BEGIN RECORDS SUPPLIED

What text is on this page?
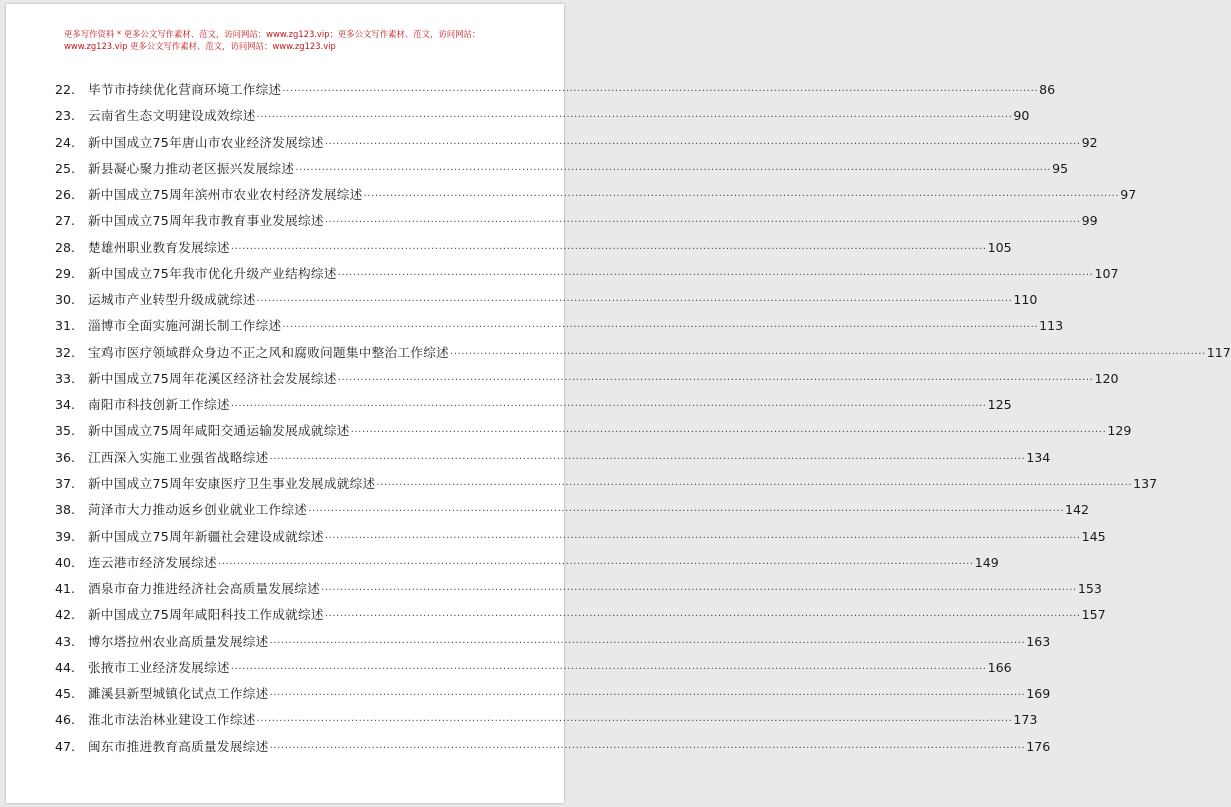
更多写作资料 * 更多公文写作素材、范文，访问网站：www.zg123.vip；更多公文写作素材、范文，访问网站：
www.zg123.vip 更多公文写作素材、范文，访问网站：www.zg123.vip
22.	毕节市持续优化营商环境工作综述 ········································································································································································································ 86
23.	云南省生态文明建设成效综述 ········································································································································································································ 90
24.	新中国成立75年唐山市农业经济发展综述 ········································································································································································································ 92
25.	新县凝心聚力推动老区振兴发展综述 ········································································································································································································ 95
26.	新中国成立75周年滨州市农业农村经济发展综述 ········································································································································································································ 97
27.	新中国成立75周年我市教育事业发展综述 ········································································································································································································ 99
28.	楚雄州职业教育发展综述 ········································································································································································································ 105
29.	新中国成立75年我市优化升级产业结构综述 ········································································································································································································ 107
30.	运城市产业转型升级成就综述 ········································································································································································································ 110
31.	淄博市全面实施河湖长制工作综述 ········································································································································································································ 113
32.	宝鸡市医疗领域群众身边不正之风和腐败问题集中整治工作综述 ········································································································································································································ 117
33.	新中国成立75周年花溪区经济社会发展综述 ········································································································································································································ 120
34.	南阳市科技创新工作综述 ········································································································································································································ 125
35.	新中国成立75周年咸阳交通运输发展成就综述 ········································································································································································································ 129
36.	江西深入实施工业强省战略综述 ········································································································································································································ 134
37.	新中国成立75周年安康医疗卫生事业发展成就综述 ········································································································································································································ 137
38.	菏泽市大力推动返乡创业就业工作综述 ········································································································································································································ 142
39.	新中国成立75周年新疆社会建设成就综述 ········································································································································································································ 145
40.	连云港市经济发展综述 ········································································································································································································ 149
41.	酒泉市奋力推进经济社会高质量发展综述 ········································································································································································································ 153
42.	新中国成立75周年咸阳科技工作成就综述 ········································································································································································································ 157
43.	博尔塔拉州农业高质量发展综述 ········································································································································································································ 163
44.	张掖市工业经济发展综述 ········································································································································································································ 166
45.	濉溪县新型城镇化试点工作综述 ········································································································································································································ 169
46.	淮北市法治林业建设工作综述 ········································································································································································································ 173
47.	闽东市推进教育高质量发展综述 ········································································································································································································ 176
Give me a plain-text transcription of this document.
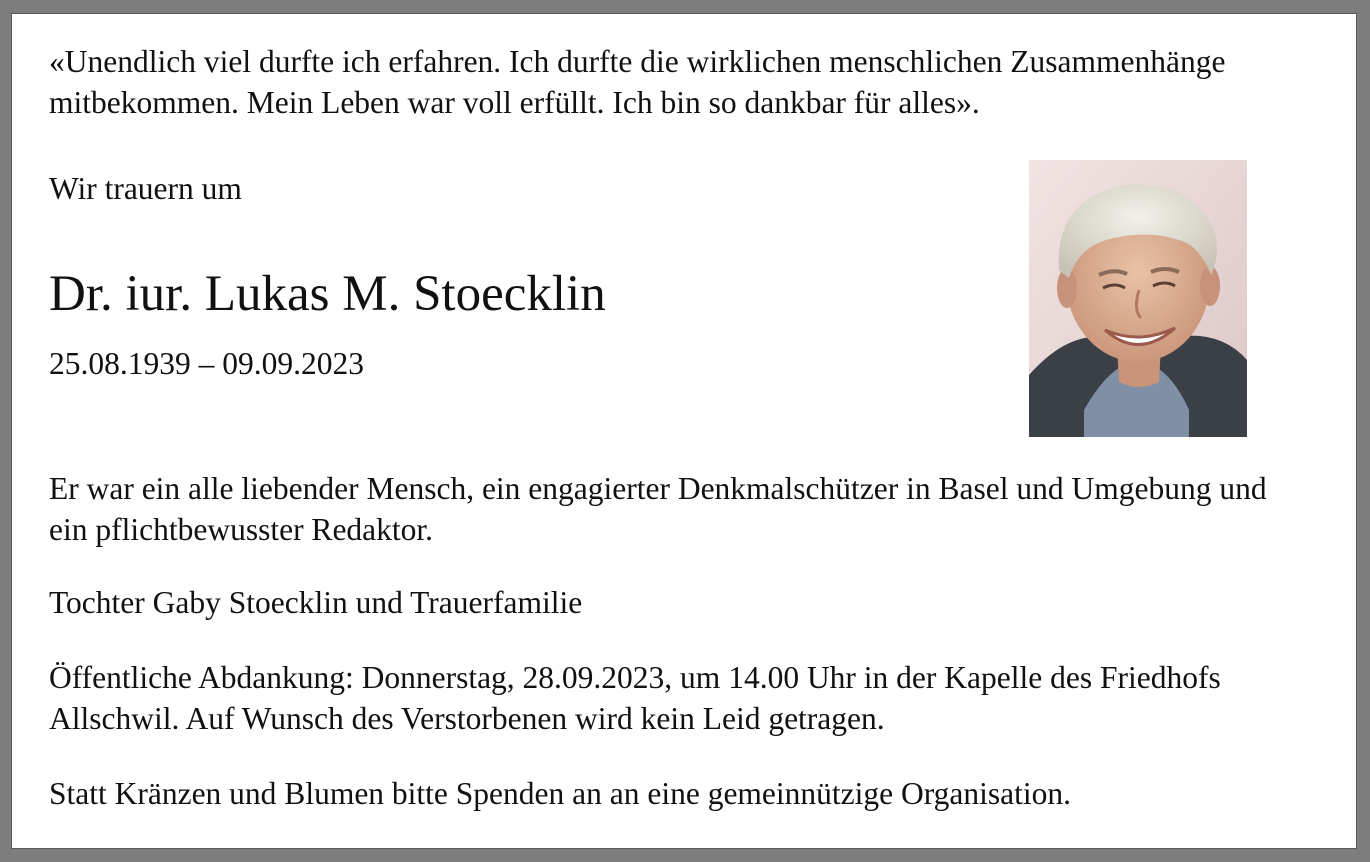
«Unendlich viel durfte ich erfahren. Ich durfte die wirklichen menschlichen Zusammenhänge mitbekommen. Mein Leben war voll erfüllt. Ich bin so dankbar für alles».

Wir trauern um

Dr. iur. Lukas M. Stoecklin

25.08.1939 – 09.09.2023

Er war ein alle liebender Mensch, ein engagierter Denkmalschützer in Basel und Umgebung und ein pflichtbewusster Redaktor.

Tochter Gaby Stoecklin und Trauerfamilie

Öffentliche Abdankung: Donnerstag, 28.09.2023, um 14.00 Uhr in der Kapelle des Friedhofs Allschwil. Auf Wunsch des Verstorbenen wird kein Leid getragen.

Statt Kränzen und Blumen bitte Spenden an an eine gemeinnützige Organisation.
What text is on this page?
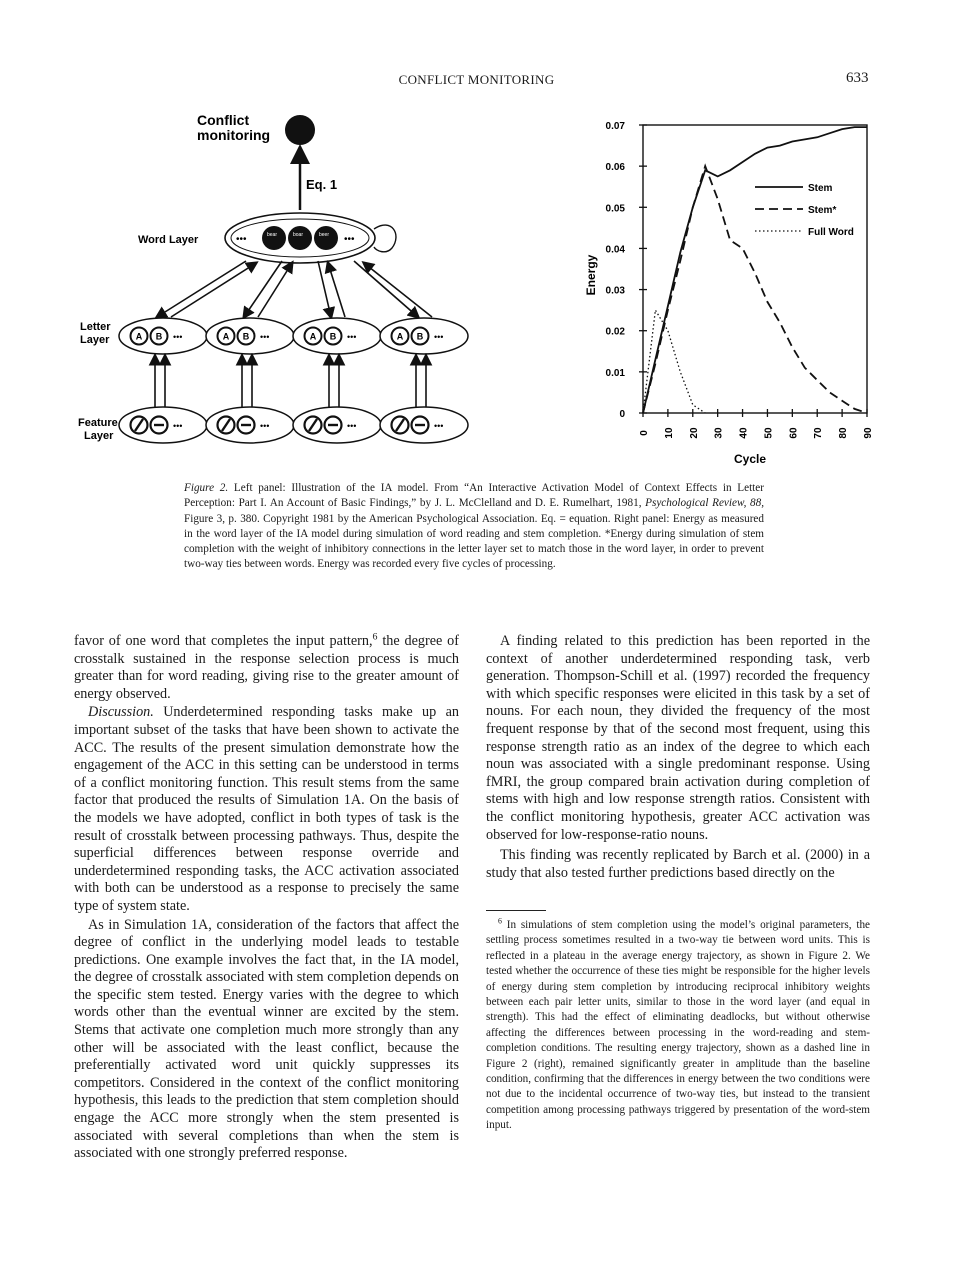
CONFLICT MONITORING	633
Conflict
monitoring
Eq. 1
Word Layer	•••	bear	boar	beer •••
Letter
Layer
Feature
Layer
A B •••
•••
A B •••
•••
A B •••
•••
A B •••
•••
0
0.01
0.02
0.03
0.04
0.05
0.06
0.07
0 10 20 30 40 50 60 70 80 90
Stem
Stem*
Full Word
Cycle
Energy
Figure 2. Left panel: Illustration of the IA model. From “An Interactive Activation Model of Context Effects in Letter Perception: Part I. An Account of Basic Findings,” by J. L. McClelland and D. E. Rumelhart, 1981, Psychological Review, 88, Figure 3, p. 380. Copyright 1981 by the American Psychological Association. Eq. = equation. Right panel: Energy as measured in the word layer of the IA model during simulation of word reading and stem completion. *Energy during simulation of stem completion with the weight of inhibitory connections in the letter layer set to match those in the word layer, in order to prevent two-way ties between words. Energy was recorded every five cycles of processing.

favor of one word that completes the input pattern,$^6$ the degree of crosstalk sustained in the response selection process is much greater than for word reading, giving rise to the greater amount of energy observed.

Discussion. Underdetermined responding tasks make up an important subset of the tasks that have been shown to activate the ACC. The results of the present simulation demonstrate how the engagement of the ACC in this setting can be understood in terms of a conflict monitoring function. This result stems from the same factor that produced the results of Simulation 1A. On the basis of the models we have adopted, conflict in both types of task is the result of crosstalk between processing pathways. Thus, despite the superficial differences between response override and underdetermined responding tasks, the ACC activation associated with both can be understood as a response to precisely the same type of system state.

As in Simulation 1A, consideration of the factors that affect the degree of conflict in the underlying model leads to testable predictions. One example involves the fact that, in the IA model, the degree of crosstalk associated with stem completion depends on the specific stem tested. Energy varies with the degree to which words other than the eventual winner are excited by the stem. Stems that activate one completion much more strongly than any other will be associated with the least conflict, because the preferentially activated word unit quickly suppresses its competitors. Considered in the context of the conflict monitoring hypothesis, this leads to the prediction that stem completion should engage the ACC more strongly when the stem presented is associated with several completions than when the stem is associated with one strongly preferred response.

A finding related to this prediction has been reported in the context of another underdetermined responding task, verb generation. Thompson-Schill et al. (1997) recorded the frequency with which specific responses were elicited in this task by a set of nouns. For each noun, they divided the frequency of the most frequent response by that of the second most frequent, using this response strength ratio as an index of the degree to which each noun was associated with a single predominant response. Using fMRI, the group compared brain activation during completion of stems with high and low response strength ratios. Consistent with the conflict monitoring hypothesis, greater ACC activation was observed for low-response-ratio nouns.

This finding was recently replicated by Barch et al. (2000) in a study that also tested further predictions based directly on the

$^6$ In simulations of stem completion using the model’s original parameters, the settling process sometimes resulted in a two-way tie between word units. This is reflected in a plateau in the average energy trajectory, as shown in Figure 2. We tested whether the occurrence of these ties might be responsible for the higher levels of energy during stem completion by introducing reciprocal inhibitory weights between each pair letter units, similar to those in the word layer (and equal in strength). This had the effect of eliminating deadlocks, but without otherwise affecting the differences between processing in the word-reading and stem-completion conditions. The resulting energy trajectory, shown as a dashed line in Figure 2 (right), remained significantly greater in amplitude than the baseline condition, confirming that the differences in energy between the two conditions were not due to the incidental occurrence of two-way ties, but instead to the transient competition among processing pathways triggered by presentation of the word-stem input.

END RECORDS SUPPLIED

■ SHORT TASK
Copy out the data above exactly, except the pictures.

■ EXERCISE RESPONSE
What text is on this page?
更多写作资料 * 更多公文写作素材、范文，访问网站：www.zg123.vip；更多公文写作素材、范文，访问网站：
www.zg123.vip 更多公文写作素材、范文，访问网站：www.zg123.vip
22.	毕节市持续优化营商环境工作综述 ········································································································································································································ 86
23.	云南省生态文明建设成效综述 ········································································································································································································ 90
24.	新中国成立75年唐山市农业经济发展综述 ········································································································································································································ 92
25.	新县凝心聚力推动老区振兴发展综述 ········································································································································································································ 95
26.	新中国成立75周年滨州市农业农村经济发展综述 ········································································································································································································ 97
27.	新中国成立75周年我市教育事业发展综述 ········································································································································································································ 99
28.	楚雄州职业教育发展综述 ········································································································································································································ 105
29.	新中国成立75年我市优化升级产业结构综述 ········································································································································································································ 107
30.	运城市产业转型升级成就综述 ········································································································································································································ 110
31.	淄博市全面实施河湖长制工作综述 ········································································································································································································ 113
32.	宝鸡市医疗领域群众身边不正之风和腐败问题集中整治工作综述 ········································································································································································································ 117
33.	新中国成立75周年花溪区经济社会发展综述 ········································································································································································································ 120
34.	南阳市科技创新工作综述 ········································································································································································································ 125
35.	新中国成立75周年咸阳交通运输发展成就综述 ········································································································································································································ 129
36.	江西深入实施工业强省战略综述 ········································································································································································································ 134
37.	新中国成立75周年安康医疗卫生事业发展成就综述 ········································································································································································································ 137
38.	菏泽市大力推动返乡创业就业工作综述 ········································································································································································································ 142
39.	新中国成立75周年新疆社会建设成就综述 ········································································································································································································ 145
40.	连云港市经济发展综述 ········································································································································································································ 149
41.	酒泉市奋力推进经济社会高质量发展综述 ········································································································································································································ 153
42.	新中国成立75周年咸阳科技工作成就综述 ········································································································································································································ 157
43.	博尔塔拉州农业高质量发展综述 ········································································································································································································ 163
44.	张掖市工业经济发展综述 ········································································································································································································ 166
45.	濉溪县新型城镇化试点工作综述 ········································································································································································································ 169
46.	淮北市法治林业建设工作综述 ········································································································································································································ 173
47.	闽东市推进教育高质量发展综述 ········································································································································································································ 176
Give me a plain-text transcription of this document.
«Unendlich viel durfte ich erfahren. Ich durfte die wirklichen menschlichen Zusammenhänge mitbekommen. Mein Leben war voll erfüllt. Ich bin so dankbar für alles».

Wir trauern um

Dr. iur. Lukas M. Stoecklin

25.08.1939 – 09.09.2023

Er war ein alle liebender Mensch, ein engagierter Denkmalschützer in Basel und Umgebung und ein pflichtbewusster Redaktor.

Tochter Gaby Stoecklin und Trauerfamilie

Öffentliche Abdankung: Donnerstag, 28.09.2023, um 14.00 Uhr in der Kapelle des Friedhofs Allschwil. Auf Wunsch des Verstorbenen wird kein Leid getragen.

Statt Kränzen und Blumen bitte Spenden an an eine gemeinnützige Organisation.
What text is on this page?
CONFLICT MONITORING	633
Conflict
monitoring
Eq. 1
Word Layer	•••	bear	boar	beer •••
Letter
Layer
Feature
Layer
A B •••
•••
A B •••
•••
A B •••
•••
A B •••
•••
0
0.01
0.02
0.03
0.04
0.05
0.06
0.07
0 10 20 30 40 50 60 70 80 90
Stem
Stem*
Full Word
Cycle
Energy
Figure 2. Left panel: Illustration of the IA model. From “An Interactive Activation Model of Context Effects in Letter Perception: Part I. An Account of Basic Findings,” by J. L. McClelland and D. E. Rumelhart, 1981, Psychological Review, 88, Figure 3, p. 380. Copyright 1981 by the American Psychological Association. Eq. = equation. Right panel: Energy as measured in the word layer of the IA model during simulation of word reading and stem completion. *Energy during simulation of stem completion with the weight of inhibitory connections in the letter layer set to match those in the word layer, in order to prevent two-way ties between words. Energy was recorded every five cycles of processing.

favor of one word that completes the input pattern,$^6$ the degree of crosstalk sustained in the response selection process is much greater than for word reading, giving rise to the greater amount of energy observed.

Discussion. Underdetermined responding tasks make up an important subset of the tasks that have been shown to activate the ACC. The results of the present simulation demonstrate how the engagement of the ACC in this setting can be understood in terms of a conflict monitoring function. This result stems from the same factor that produced the results of Simulation 1A. On the basis of the models we have adopted, conflict in both types of task is the result of crosstalk between processing pathways. Thus, despite the superficial differences between response override and underdetermined responding tasks, the ACC activation associated with both can be understood as a response to precisely the same type of system state.

As in Simulation 1A, consideration of the factors that affect the degree of conflict in the underlying model leads to testable predictions. One example involves the fact that, in the IA model, the degree of crosstalk associated with stem completion depends on the specific stem tested. Energy varies with the degree to which words other than the eventual winner are excited by the stem. Stems that activate one completion much more strongly than any other will be associated with the least conflict, because the preferentially activated word unit quickly suppresses its competitors. Considered in the context of the conflict monitoring hypothesis, this leads to the prediction that stem completion should engage the ACC more strongly when the stem presented is associated with several completions than when the stem is associated with one strongly preferred response.

A finding related to this prediction has been reported in the context of another underdetermined responding task, verb generation. Thompson-Schill et al. (1997) recorded the frequency with which specific responses were elicited in this task by a set of nouns. For each noun, they divided the frequency of the most frequent response by that of the second most frequent, using this response strength ratio as an index of the degree to which each noun was associated with a single predominant response. Using fMRI, the group compared brain activation during completion of stems with high and low response strength ratios. Consistent with the conflict monitoring hypothesis, greater ACC activation was observed for low-response-ratio nouns.

This finding was recently replicated by Barch et al. (2000) in a study that also tested further predictions based directly on the

$^6$ In simulations of stem completion using the model’s original parameters, the settling process sometimes resulted in a two-way tie between word units. This is reflected in a plateau in the average energy trajectory, as shown in Figure 2. We tested whether the occurrence of these ties might be responsible for the higher levels of energy during stem completion by introducing reciprocal inhibitory weights between each pair letter units, similar to those in the word layer (and equal in strength). This had the effect of eliminating deadlocks, but without otherwise affecting the differences between processing in the word-reading and stem-completion conditions. The resulting energy trajectory, shown as a dashed line in Figure 2 (right), remained significantly greater in amplitude than the baseline condition, confirming that the differences in energy between the two conditions were not due to the incidental occurrence of two-way ties, but instead to the transient competition among processing pathways triggered by presentation of the word-stem input.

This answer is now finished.